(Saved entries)
******
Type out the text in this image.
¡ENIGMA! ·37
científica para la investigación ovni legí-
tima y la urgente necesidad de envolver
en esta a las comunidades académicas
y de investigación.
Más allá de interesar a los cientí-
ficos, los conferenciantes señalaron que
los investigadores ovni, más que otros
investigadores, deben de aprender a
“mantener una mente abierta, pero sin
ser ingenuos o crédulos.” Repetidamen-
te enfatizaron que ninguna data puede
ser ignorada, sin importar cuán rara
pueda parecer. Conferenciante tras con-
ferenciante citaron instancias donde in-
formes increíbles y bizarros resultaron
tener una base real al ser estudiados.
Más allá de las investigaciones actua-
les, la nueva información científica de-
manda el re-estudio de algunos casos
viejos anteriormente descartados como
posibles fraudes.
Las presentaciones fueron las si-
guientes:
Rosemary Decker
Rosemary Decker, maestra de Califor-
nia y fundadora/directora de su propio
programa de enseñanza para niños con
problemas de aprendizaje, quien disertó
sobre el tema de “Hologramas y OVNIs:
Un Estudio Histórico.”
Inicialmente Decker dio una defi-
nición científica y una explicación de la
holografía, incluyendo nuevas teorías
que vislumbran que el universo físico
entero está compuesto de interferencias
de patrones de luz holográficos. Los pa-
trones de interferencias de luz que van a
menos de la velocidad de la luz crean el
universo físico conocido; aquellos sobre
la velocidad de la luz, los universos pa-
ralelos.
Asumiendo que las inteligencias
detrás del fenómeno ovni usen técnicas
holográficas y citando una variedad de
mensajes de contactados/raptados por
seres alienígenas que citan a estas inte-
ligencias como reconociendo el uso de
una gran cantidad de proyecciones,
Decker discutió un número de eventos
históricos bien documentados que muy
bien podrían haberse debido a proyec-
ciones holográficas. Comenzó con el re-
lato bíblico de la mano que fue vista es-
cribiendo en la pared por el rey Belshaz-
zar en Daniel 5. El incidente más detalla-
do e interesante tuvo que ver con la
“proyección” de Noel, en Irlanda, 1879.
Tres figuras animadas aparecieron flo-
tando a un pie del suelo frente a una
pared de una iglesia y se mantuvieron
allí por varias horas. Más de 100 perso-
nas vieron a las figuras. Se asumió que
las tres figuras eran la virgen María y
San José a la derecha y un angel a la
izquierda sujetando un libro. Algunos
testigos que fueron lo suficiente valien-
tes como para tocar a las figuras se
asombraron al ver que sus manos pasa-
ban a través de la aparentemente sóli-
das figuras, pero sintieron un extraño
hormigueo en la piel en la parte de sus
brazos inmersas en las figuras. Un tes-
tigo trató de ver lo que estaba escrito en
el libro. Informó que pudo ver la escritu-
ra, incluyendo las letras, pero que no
******
(Your objective): The records above must be repeated exactly, every one of them.

(Right answer):
Type out the text in this image.
¡ENIGMA! ·37
científica para la investigación ovni legí-
tima y la urgente necesidad de envolver
en esta a las comunidades académicas
y de investigación.
Más allá de interesar a los cientí-
ficos, los conferenciantes señalaron que
los investigadores ovni, más que otros
investigadores, deben de aprender a
“mantener una mente abierta, pero sin
ser ingenuos o crédulos.” Repetidamen-
te enfatizaron que ninguna data puede
ser ignorada, sin importar cuán rara
pueda parecer. Conferenciante tras con-
ferenciante citaron instancias donde in-
formes increíbles y bizarros resultaron
tener una base real al ser estudiados.
Más allá de las investigaciones actua-
les, la nueva información científica de-
manda el re-estudio de algunos casos
viejos anteriormente descartados como
posibles fraudes.
Las presentaciones fueron las si-
guientes:
Rosemary Decker
Rosemary Decker, maestra de Califor-
nia y fundadora/directora de su propio
programa de enseñanza para niños con
problemas de aprendizaje, quien disertó
sobre el tema de “Hologramas y OVNIs:
Un Estudio Histórico.”
Inicialmente Decker dio una defi-
nición científica y una explicación de la
holografía, incluyendo nuevas teorías
que vislumbran que el universo físico
entero está compuesto de interferencias
de patrones de luz holográficos. Los pa-
trones de interferencias de luz que van a
menos de la velocidad de la luz crean el
universo físico conocido; aquellos sobre
la velocidad de la luz, los universos pa-
ralelos.
Asumiendo que las inteligencias
detrás del fenómeno ovni usen técnicas
holográficas y citando una variedad de
mensajes de contactados/raptados por
seres alienígenas que citan a estas inte-
ligencias como reconociendo el uso de
una gran cantidad de proyecciones,
Decker discutió un número de eventos
históricos bien documentados que muy
bien podrían haberse debido a proyec-
ciones holográficas. Comenzó con el re-
lato bíblico de la mano que fue vista es-
cribiendo en la pared por el rey Belshaz-
zar en Daniel 5. El incidente más detalla-
do e interesante tuvo que ver con la
“proyección” de Noel, en Irlanda, 1879.
Tres figuras animadas aparecieron flo-
tando a un pie del suelo frente a una
pared de una iglesia y se mantuvieron
allí por varias horas. Más de 100 perso-
nas vieron a las figuras. Se asumió que
las tres figuras eran la virgen María y
San José a la derecha y un angel a la
izquierda sujetando un libro. Algunos
testigos que fueron lo suficiente valien-
tes como para tocar a las figuras se
asombraron al ver que sus manos pasa-
ban a través de la aparentemente sóli-
das figuras, pero sintieron un extraño
hormigueo en la piel en la parte de sus
brazos inmersas en las figuras. Un tes-
tigo trató de ver lo que estaba escrito en
el libro. Informó que pudo ver la escritu-
ra, incluyendo las letras, pero que no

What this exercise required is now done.